*** ENTRIES SUPPLIED ***
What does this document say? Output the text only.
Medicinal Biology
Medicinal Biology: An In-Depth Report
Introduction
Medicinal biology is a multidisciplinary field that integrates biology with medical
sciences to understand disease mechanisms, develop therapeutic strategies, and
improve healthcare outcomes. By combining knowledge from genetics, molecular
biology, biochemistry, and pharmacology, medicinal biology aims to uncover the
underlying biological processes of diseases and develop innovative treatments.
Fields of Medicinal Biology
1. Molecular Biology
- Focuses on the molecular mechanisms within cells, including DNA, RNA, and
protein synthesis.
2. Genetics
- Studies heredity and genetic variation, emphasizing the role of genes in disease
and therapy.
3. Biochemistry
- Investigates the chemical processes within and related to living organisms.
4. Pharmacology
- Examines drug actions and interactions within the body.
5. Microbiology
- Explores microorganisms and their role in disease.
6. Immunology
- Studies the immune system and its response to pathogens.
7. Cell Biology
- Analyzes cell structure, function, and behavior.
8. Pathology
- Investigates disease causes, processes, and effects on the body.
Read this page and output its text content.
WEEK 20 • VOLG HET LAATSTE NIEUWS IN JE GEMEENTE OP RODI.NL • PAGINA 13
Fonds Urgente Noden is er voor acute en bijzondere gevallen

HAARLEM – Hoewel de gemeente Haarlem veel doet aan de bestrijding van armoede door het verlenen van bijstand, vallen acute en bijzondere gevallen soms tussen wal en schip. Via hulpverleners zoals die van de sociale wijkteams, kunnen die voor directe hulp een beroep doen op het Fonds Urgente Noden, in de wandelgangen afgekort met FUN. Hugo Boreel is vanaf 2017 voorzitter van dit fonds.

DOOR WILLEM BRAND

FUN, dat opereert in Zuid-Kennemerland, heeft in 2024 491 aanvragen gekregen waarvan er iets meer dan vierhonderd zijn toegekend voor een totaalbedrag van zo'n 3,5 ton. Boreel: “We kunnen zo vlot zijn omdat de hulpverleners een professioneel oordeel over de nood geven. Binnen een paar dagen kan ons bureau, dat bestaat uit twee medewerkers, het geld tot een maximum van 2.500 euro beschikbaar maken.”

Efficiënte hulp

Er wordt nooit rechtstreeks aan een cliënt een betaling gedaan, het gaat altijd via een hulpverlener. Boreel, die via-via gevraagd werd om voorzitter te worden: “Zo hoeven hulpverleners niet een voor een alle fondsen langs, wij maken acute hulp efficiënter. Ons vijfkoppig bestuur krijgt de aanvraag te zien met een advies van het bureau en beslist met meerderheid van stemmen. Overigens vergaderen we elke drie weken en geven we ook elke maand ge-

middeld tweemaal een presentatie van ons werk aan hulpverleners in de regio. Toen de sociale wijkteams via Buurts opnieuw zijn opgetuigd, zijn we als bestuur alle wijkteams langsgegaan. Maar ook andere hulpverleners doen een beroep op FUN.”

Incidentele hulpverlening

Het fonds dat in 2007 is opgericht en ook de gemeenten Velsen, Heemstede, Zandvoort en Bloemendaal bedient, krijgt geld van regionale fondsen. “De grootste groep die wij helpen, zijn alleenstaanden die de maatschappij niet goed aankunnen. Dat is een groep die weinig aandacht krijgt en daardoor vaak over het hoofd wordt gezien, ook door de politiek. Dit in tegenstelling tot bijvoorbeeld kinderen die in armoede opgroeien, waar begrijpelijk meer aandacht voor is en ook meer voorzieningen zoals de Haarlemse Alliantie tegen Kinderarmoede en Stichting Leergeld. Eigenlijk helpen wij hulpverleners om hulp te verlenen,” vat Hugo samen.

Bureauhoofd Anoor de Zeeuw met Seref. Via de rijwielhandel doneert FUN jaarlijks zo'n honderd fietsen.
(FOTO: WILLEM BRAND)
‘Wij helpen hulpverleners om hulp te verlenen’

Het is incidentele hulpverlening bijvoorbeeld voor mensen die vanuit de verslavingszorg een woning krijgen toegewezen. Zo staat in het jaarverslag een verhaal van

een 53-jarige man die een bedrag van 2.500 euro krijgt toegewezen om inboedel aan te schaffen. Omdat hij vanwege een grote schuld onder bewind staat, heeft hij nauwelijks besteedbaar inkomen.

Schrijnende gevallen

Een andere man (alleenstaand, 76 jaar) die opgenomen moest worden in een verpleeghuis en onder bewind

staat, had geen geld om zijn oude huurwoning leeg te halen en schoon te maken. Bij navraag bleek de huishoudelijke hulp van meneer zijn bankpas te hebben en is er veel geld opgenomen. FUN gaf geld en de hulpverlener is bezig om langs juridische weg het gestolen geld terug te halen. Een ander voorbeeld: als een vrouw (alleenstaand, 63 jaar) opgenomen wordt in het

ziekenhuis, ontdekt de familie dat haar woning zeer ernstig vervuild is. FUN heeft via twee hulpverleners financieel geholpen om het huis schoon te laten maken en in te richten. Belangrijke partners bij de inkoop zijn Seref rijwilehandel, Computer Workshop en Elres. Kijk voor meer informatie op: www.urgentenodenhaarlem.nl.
*** End of ENTRIES SUPPLIED ***
TASK PROMPT: The exact wording of every entry above should be written out again.

RESULT:
What does this document say? Output the text only.
Medicinal Biology
Medicinal Biology: An In-Depth Report
Introduction
Medicinal biology is a multidisciplinary field that integrates biology with medical
sciences to understand disease mechanisms, develop therapeutic strategies, and
improve healthcare outcomes. By combining knowledge from genetics, molecular
biology, biochemistry, and pharmacology, medicinal biology aims to uncover the
underlying biological processes of diseases and develop innovative treatments.
Fields of Medicinal Biology
1. Molecular Biology
- Focuses on the molecular mechanisms within cells, including DNA, RNA, and
protein synthesis.
2. Genetics
- Studies heredity and genetic variation, emphasizing the role of genes in disease
and therapy.
3. Biochemistry
- Investigates the chemical processes within and related to living organisms.
4. Pharmacology
- Examines drug actions and interactions within the body.
5. Microbiology
- Explores microorganisms and their role in disease.
6. Immunology
- Studies the immune system and its response to pathogens.
7. Cell Biology
- Analyzes cell structure, function, and behavior.
8. Pathology
- Investigates disease causes, processes, and effects on the body.
Read this page and output its text content.
WEEK 20 • VOLG HET LAATSTE NIEUWS IN JE GEMEENTE OP RODI.NL • PAGINA 13
Fonds Urgente Noden is er voor acute en bijzondere gevallen

HAARLEM – Hoewel de gemeente Haarlem veel doet aan de bestrijding van armoede door het verlenen van bijstand, vallen acute en bijzondere gevallen soms tussen wal en schip. Via hulpverleners zoals die van de sociale wijkteams, kunnen die voor directe hulp een beroep doen op het Fonds Urgente Noden, in de wandelgangen afgekort met FUN. Hugo Boreel is vanaf 2017 voorzitter van dit fonds.

DOOR WILLEM BRAND

FUN, dat opereert in Zuid-Kennemerland, heeft in 2024 491 aanvragen gekregen waarvan er iets meer dan vierhonderd zijn toegekend voor een totaalbedrag van zo'n 3,5 ton. Boreel: “We kunnen zo vlot zijn omdat de hulpverleners een professioneel oordeel over de nood geven. Binnen een paar dagen kan ons bureau, dat bestaat uit twee medewerkers, het geld tot een maximum van 2.500 euro beschikbaar maken.”

Efficiënte hulp

Er wordt nooit rechtstreeks aan een cliënt een betaling gedaan, het gaat altijd via een hulpverlener. Boreel, die via-via gevraagd werd om voorzitter te worden: “Zo hoeven hulpverleners niet een voor een alle fondsen langs, wij maken acute hulp efficiënter. Ons vijfkoppig bestuur krijgt de aanvraag te zien met een advies van het bureau en beslist met meerderheid van stemmen. Overigens vergaderen we elke drie weken en geven we ook elke maand ge-

middeld tweemaal een presentatie van ons werk aan hulpverleners in de regio. Toen de sociale wijkteams via Buurts opnieuw zijn opgetuigd, zijn we als bestuur alle wijkteams langsgegaan. Maar ook andere hulpverleners doen een beroep op FUN.”

Incidentele hulpverlening

Het fonds dat in 2007 is opgericht en ook de gemeenten Velsen, Heemstede, Zandvoort en Bloemendaal bedient, krijgt geld van regionale fondsen. “De grootste groep die wij helpen, zijn alleenstaanden die de maatschappij niet goed aankunnen. Dat is een groep die weinig aandacht krijgt en daardoor vaak over het hoofd wordt gezien, ook door de politiek. Dit in tegenstelling tot bijvoorbeeld kinderen die in armoede opgroeien, waar begrijpelijk meer aandacht voor is en ook meer voorzieningen zoals de Haarlemse Alliantie tegen Kinderarmoede en Stichting Leergeld. Eigenlijk helpen wij hulpverleners om hulp te verlenen,” vat Hugo samen.

Bureauhoofd Anoor de Zeeuw met Seref. Via de rijwielhandel doneert FUN jaarlijks zo'n honderd fietsen.
(FOTO: WILLEM BRAND)
‘Wij helpen hulpverleners om hulp te verlenen’

Het is incidentele hulpverlening bijvoorbeeld voor mensen die vanuit de verslavingszorg een woning krijgen toegewezen. Zo staat in het jaarverslag een verhaal van

een 53-jarige man die een bedrag van 2.500 euro krijgt toegewezen om inboedel aan te schaffen. Omdat hij vanwege een grote schuld onder bewind staat, heeft hij nauwelijks besteedbaar inkomen.

Schrijnende gevallen

Een andere man (alleenstaand, 76 jaar) die opgenomen moest worden in een verpleeghuis en onder bewind

staat, had geen geld om zijn oude huurwoning leeg te halen en schoon te maken. Bij navraag bleek de huishoudelijke hulp van meneer zijn bankpas te hebben en is er veel geld opgenomen. FUN gaf geld en de hulpverlener is bezig om langs juridische weg het gestolen geld terug te halen. Een ander voorbeeld: als een vrouw (alleenstaand, 63 jaar) opgenomen wordt in het

ziekenhuis, ontdekt de familie dat haar woning zeer ernstig vervuild is. FUN heeft via twee hulpverleners financieel geholpen om het huis schoon te laten maken en in te richten. Belangrijke partners bij de inkoop zijn Seref rijwilehandel, Computer Workshop en Elres. Kijk voor meer informatie op: www.urgentenodenhaarlem.nl.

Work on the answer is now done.